[Chart and figure data]
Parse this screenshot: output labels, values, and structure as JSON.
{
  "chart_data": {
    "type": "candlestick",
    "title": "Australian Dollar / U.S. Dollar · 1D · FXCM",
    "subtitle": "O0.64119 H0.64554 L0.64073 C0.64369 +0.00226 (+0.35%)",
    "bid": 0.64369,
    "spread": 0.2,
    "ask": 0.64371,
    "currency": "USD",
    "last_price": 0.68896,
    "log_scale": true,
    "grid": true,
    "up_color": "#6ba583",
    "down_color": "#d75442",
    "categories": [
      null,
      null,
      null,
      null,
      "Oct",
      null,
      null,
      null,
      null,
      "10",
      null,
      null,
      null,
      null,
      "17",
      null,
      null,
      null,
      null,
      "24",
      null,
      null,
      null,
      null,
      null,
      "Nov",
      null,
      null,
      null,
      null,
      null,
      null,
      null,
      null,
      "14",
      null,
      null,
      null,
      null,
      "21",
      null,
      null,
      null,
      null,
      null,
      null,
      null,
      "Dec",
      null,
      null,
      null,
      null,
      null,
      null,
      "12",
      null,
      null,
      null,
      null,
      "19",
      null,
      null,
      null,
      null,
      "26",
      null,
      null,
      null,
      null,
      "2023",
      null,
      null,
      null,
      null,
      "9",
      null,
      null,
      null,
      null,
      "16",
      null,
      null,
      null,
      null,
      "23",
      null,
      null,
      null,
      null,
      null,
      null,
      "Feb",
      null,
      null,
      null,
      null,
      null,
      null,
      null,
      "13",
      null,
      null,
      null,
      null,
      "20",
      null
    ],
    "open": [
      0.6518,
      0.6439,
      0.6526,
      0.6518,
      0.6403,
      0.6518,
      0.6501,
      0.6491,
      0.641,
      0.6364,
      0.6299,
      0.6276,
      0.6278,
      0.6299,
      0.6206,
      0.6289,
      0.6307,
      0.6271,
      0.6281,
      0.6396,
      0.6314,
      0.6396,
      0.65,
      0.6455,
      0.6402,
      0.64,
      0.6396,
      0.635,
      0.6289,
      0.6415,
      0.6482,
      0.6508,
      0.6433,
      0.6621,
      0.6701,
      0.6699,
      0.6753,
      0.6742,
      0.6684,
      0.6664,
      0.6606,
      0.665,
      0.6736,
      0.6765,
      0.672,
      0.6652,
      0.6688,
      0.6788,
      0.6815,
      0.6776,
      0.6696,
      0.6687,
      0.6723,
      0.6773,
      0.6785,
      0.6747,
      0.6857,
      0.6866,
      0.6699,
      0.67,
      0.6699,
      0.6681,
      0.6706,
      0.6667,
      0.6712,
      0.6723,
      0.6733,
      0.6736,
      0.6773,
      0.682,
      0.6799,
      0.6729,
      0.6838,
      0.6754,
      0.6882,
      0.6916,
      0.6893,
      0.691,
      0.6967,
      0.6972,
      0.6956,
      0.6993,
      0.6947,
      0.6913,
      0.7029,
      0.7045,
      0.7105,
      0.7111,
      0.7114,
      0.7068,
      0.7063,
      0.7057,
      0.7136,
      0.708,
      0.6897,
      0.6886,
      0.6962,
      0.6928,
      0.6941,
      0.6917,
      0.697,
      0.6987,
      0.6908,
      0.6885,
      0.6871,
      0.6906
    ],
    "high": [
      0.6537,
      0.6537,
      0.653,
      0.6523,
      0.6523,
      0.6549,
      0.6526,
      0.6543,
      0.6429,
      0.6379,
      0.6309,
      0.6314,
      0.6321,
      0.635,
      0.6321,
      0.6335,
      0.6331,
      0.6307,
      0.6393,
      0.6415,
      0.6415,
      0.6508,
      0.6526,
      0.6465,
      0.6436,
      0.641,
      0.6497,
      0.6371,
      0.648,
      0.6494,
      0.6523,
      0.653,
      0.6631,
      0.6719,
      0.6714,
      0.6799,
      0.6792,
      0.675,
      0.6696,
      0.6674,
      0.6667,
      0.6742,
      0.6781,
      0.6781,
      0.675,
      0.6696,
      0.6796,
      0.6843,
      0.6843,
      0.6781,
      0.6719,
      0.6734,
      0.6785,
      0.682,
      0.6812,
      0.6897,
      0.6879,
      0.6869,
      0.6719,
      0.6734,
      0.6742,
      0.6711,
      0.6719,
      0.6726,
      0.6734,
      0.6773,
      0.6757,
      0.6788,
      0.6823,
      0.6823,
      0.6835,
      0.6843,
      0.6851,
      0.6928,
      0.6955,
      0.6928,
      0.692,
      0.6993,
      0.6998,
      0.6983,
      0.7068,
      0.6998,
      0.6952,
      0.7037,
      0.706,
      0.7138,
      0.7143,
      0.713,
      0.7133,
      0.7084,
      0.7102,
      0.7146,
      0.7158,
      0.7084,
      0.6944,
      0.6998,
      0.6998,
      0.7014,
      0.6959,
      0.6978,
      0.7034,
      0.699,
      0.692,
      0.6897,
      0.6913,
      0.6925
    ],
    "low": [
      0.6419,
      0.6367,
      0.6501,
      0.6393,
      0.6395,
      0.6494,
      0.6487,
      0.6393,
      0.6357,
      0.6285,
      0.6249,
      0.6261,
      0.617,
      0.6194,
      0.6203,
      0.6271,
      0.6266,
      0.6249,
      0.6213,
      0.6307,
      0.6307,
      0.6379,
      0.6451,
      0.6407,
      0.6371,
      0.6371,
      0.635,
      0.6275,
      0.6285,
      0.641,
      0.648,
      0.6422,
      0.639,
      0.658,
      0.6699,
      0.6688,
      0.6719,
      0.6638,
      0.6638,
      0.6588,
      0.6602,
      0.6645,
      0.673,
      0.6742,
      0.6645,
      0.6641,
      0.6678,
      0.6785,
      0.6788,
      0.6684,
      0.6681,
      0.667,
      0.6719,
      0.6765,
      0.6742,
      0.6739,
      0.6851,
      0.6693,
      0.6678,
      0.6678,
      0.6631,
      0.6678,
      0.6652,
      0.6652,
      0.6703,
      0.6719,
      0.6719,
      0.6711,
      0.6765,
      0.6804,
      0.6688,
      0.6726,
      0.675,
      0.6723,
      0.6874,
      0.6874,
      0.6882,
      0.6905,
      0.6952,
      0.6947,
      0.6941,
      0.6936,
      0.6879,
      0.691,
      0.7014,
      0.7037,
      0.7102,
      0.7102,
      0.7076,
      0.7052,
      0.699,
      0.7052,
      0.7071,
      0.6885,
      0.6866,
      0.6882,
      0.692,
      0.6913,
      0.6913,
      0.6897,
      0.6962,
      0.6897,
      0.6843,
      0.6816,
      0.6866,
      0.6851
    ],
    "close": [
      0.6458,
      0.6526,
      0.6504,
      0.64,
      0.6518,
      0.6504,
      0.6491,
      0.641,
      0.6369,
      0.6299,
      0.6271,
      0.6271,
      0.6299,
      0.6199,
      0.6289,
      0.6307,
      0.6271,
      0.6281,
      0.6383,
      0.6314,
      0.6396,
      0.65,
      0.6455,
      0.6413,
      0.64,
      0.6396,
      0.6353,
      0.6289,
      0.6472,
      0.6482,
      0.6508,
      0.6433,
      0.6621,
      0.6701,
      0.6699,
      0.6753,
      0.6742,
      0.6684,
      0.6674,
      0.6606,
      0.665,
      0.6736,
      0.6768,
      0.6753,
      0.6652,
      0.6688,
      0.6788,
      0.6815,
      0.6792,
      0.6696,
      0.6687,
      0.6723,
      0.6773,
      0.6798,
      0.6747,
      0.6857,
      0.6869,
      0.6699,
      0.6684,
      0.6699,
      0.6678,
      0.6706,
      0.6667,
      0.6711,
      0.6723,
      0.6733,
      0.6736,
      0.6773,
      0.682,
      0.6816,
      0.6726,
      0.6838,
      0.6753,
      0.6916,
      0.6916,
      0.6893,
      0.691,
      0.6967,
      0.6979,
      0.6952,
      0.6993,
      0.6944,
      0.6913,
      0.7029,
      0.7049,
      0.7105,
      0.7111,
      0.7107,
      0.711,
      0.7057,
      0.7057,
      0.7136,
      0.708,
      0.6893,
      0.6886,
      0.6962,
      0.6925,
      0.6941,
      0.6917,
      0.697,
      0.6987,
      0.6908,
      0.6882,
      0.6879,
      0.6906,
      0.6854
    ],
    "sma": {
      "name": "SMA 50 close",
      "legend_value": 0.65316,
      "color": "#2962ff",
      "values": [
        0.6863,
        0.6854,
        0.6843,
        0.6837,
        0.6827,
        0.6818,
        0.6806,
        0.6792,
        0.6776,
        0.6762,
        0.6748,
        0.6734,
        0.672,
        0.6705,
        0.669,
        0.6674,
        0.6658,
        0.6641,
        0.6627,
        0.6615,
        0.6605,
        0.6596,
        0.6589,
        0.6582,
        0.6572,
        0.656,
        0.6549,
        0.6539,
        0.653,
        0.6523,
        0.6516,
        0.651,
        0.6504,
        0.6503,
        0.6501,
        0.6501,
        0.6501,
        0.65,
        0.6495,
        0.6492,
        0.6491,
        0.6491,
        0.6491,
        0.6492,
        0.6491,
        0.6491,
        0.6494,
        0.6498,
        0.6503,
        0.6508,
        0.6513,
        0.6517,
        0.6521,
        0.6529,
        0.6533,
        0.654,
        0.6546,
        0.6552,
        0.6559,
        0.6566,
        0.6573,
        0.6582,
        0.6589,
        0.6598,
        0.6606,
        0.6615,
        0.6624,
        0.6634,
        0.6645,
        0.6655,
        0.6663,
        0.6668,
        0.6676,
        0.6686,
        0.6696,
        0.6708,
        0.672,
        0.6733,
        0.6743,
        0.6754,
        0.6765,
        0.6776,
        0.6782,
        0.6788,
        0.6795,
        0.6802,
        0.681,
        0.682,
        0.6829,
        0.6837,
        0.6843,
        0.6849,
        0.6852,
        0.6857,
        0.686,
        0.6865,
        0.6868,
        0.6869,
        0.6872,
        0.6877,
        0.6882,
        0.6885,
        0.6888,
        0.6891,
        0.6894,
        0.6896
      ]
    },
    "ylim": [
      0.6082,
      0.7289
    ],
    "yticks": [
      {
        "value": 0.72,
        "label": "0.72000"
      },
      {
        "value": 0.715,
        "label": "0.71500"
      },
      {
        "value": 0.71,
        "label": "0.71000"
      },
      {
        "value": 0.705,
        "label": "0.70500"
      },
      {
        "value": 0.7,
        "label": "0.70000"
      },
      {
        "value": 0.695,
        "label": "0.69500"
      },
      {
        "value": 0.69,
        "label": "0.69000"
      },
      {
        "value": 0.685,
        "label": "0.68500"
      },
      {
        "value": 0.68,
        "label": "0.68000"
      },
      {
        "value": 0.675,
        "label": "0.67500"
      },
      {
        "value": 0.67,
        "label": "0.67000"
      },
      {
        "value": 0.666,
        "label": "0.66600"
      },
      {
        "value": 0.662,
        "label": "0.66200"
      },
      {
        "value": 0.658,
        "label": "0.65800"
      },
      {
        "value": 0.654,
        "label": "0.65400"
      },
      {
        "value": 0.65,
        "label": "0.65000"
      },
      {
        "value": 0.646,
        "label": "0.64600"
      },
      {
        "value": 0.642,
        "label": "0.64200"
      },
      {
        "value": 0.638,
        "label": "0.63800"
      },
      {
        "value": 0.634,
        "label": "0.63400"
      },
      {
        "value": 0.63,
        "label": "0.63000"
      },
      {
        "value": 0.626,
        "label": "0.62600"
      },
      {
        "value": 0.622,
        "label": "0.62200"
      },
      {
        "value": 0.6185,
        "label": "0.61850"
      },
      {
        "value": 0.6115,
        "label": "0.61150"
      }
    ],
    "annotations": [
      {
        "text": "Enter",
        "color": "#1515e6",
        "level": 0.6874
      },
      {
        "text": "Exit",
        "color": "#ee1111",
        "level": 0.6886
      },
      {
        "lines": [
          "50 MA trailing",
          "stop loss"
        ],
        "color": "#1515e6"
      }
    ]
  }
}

• _YOUR INSTRUCTIONS_
Show the lines of the records that include the string "values".

• _TASK OUTPUT_
Parse this screenshot: output labels, values, and structure as JSON.
      "values": [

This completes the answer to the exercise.